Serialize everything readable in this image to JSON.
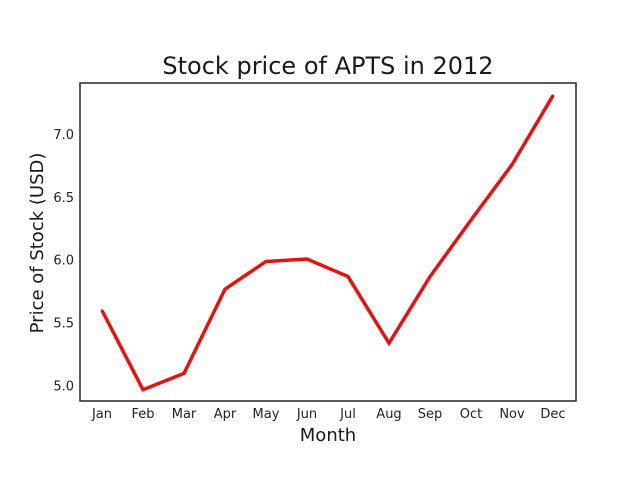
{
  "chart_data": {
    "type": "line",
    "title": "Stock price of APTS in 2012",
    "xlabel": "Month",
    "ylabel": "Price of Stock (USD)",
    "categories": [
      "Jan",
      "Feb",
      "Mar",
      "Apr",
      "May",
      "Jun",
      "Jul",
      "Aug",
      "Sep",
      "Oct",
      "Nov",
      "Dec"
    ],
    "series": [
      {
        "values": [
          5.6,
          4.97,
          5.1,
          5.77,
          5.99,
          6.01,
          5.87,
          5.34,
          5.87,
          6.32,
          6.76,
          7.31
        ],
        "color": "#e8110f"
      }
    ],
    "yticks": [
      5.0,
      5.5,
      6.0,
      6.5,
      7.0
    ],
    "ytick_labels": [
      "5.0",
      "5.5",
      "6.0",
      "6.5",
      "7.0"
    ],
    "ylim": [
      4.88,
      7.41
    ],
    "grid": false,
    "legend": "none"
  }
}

════════════════════

> [Your instructions]: Every line above should be repeated exactly; pictures stay out of the copy.

> [Answer]:
Serialize everything readable in this image to JSON.
{
  "chart_data": {
    "type": "line",
    "title": "Stock price of APTS in 2012",
    "xlabel": "Month",
    "ylabel": "Price of Stock (USD)",
    "categories": [
      "Jan",
      "Feb",
      "Mar",
      "Apr",
      "May",
      "Jun",
      "Jul",
      "Aug",
      "Sep",
      "Oct",
      "Nov",
      "Dec"
    ],
    "series": [
      {
        "values": [
          5.6,
          4.97,
          5.1,
          5.77,
          5.99,
          6.01,
          5.87,
          5.34,
          5.87,
          6.32,
          6.76,
          7.31
        ],
        "color": "#e8110f"
      }
    ],
    "yticks": [
      5.0,
      5.5,
      6.0,
      6.5,
      7.0
    ],
    "ytick_labels": [
      "5.0",
      "5.5",
      "6.0",
      "6.5",
      "7.0"
    ],
    "ylim": [
      4.88,
      7.41
    ],
    "grid": false,
    "legend": "none"
  }
}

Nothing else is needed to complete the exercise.